# Carb tuning on husky 350



## Sean McGillicuddy (Dec 30, 2013)

So my Husky 350 will shut down some times if I set it down between cuts.
Do I increase the low idle? 
Any tips?
Thanks
Sean


----------



## Fifelaker (Dec 30, 2013)

You can try but you may need to richen up the low side a little.


----------



## NH_Wood (Dec 30, 2013)

Try adjusting the idle first and see if it solves the problem - if not, like fifelaker said, richen the low a bit as well. Are you finding any hesitation when you throttle up the saw? If so, richen the low as see how it responds. Cheers!


----------



## Bones (Dec 31, 2013)

Is the air filter clean ¿


----------



## NH_Wood (Dec 31, 2013)

Bones has a point - I assumed the basics were okay, but definitely be sure that air filter is clean. If a basic tune-up hasn't been done in a while - good time to do the easy and cheap stuff - new fuel filter, plug, check air filter and clean/replace, and check spark screen on muffler - all easy and pretty cheap - don't want to chase a carb issue if some other basics are not good. Cheers!


----------



## Sean McGillicuddy (Jan 1, 2014)

All good points.
I'm going to cheat!I'm driving by my dealer and he will give it a quick adjustment..Good PR!
Thanks
Sean


----------



## BobUrban (Jan 2, 2014)

can you even tune a H350 without special tools?  I am now assuming yes??  I love my lil 350 but thought is was kind of plug and play unlike my pro saw.  Any pics of where would be nice if you can take them.

Thanks


----------



## NH_Wood (Jan 2, 2014)

BobUrban said:


> can you even tune a H350 without special tools?  I am now assuming yes??  I love my lil 350 but thought is was kind of plug and play unlike my pro saw.  Any pics of where would be nice if you can take them.
> 
> Thanks


I had a Zama carb this summer from a toasted 350 - carb had high/low adjustments with limiter caps - some adjustment possible. Cheers!


----------



## BobUrban (Jan 3, 2014)

Thank you NHW


----------



## NH_Wood (Jan 3, 2014)

No worries Bob - does your 350 have the Zama carb with the red/white limiter cap combo on the H/L adjustments? I'm not certain if the actual screws are splined if you remove the limiter caps. Cheers!


----------



## BobUrban (Jan 3, 2014)

Not sure but I will take a close look the next time I take the cap off.  The only down side to this little saw is the screw on lid(no quick release) to clean the air filter.  That and it has always been COLD blooded from a cold start.  Pull, pull, pull and pull some more.  Bought is new with a Lowes gift card in 2007 I think if that helps but I will take a close look and if possible try and richen the low a touch if the option is available.

Beyond that this little saw is one serious cutting machine in a light weight package. Even with the 18" bar it pulls strong and eats. Great light weight limbing saw that keeps up well on anything up to around 10-15".  This was my only saw for the first few years and many, many cords before added the 036 and I have never done anything but add gas, oil and clean the filter.

**SOURCE EXCERPT:**
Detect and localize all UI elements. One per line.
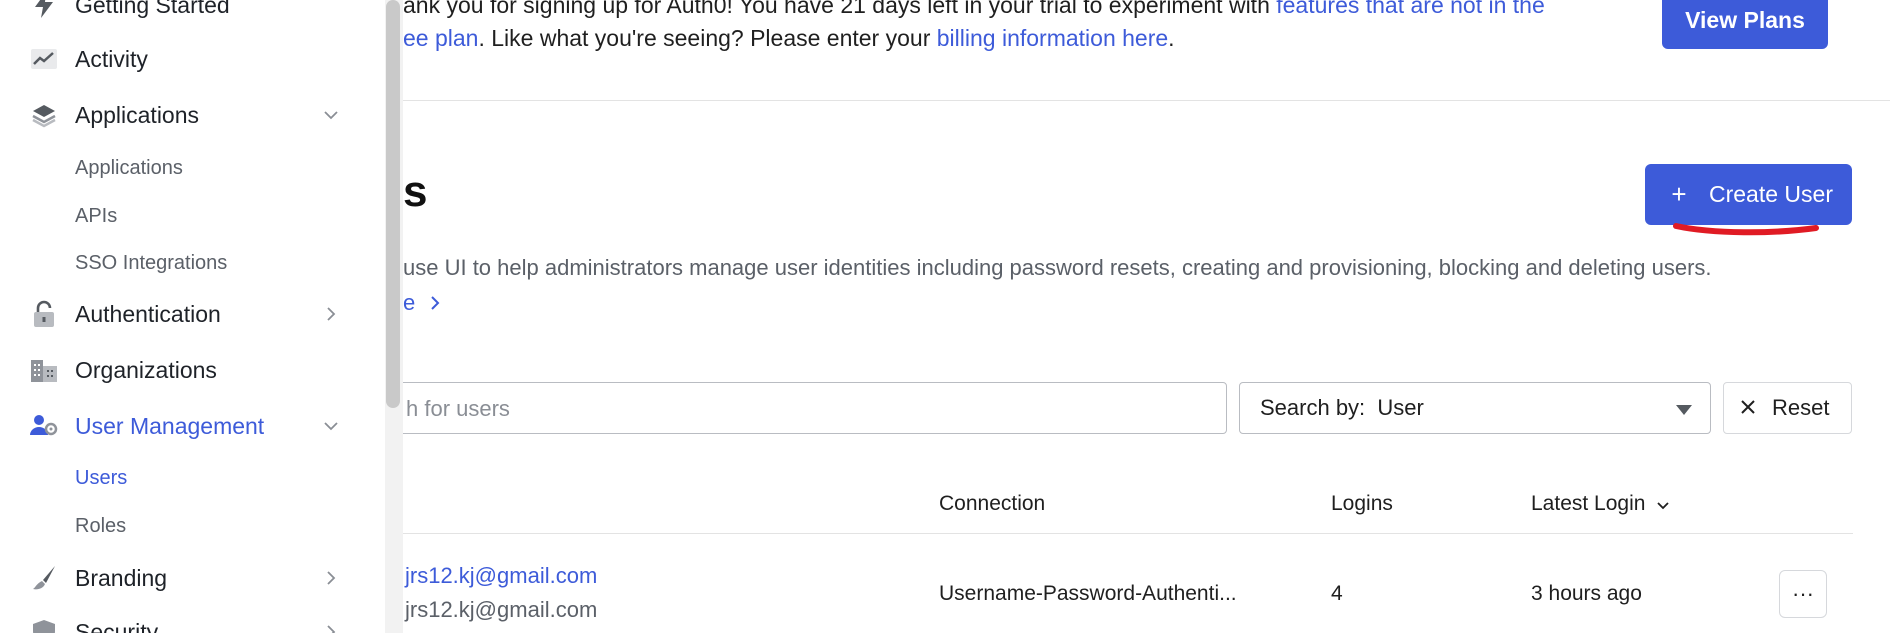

**PROBLEM REQUIREMENTS:** In the forum thread on carb tuning, rewrite the passage starting at "Try adjusting the" and ending at "it responds. Cheers!", changing "hesitation" to "bogging".

**RIGHT ANSWER:**
Try adjusting the idle first and see if it solves the problem - if not, like fifelaker said, richen the low a bit as well. Are you finding any bogging when you throttle up the saw? If so, richen the low as see how it responds. Cheers!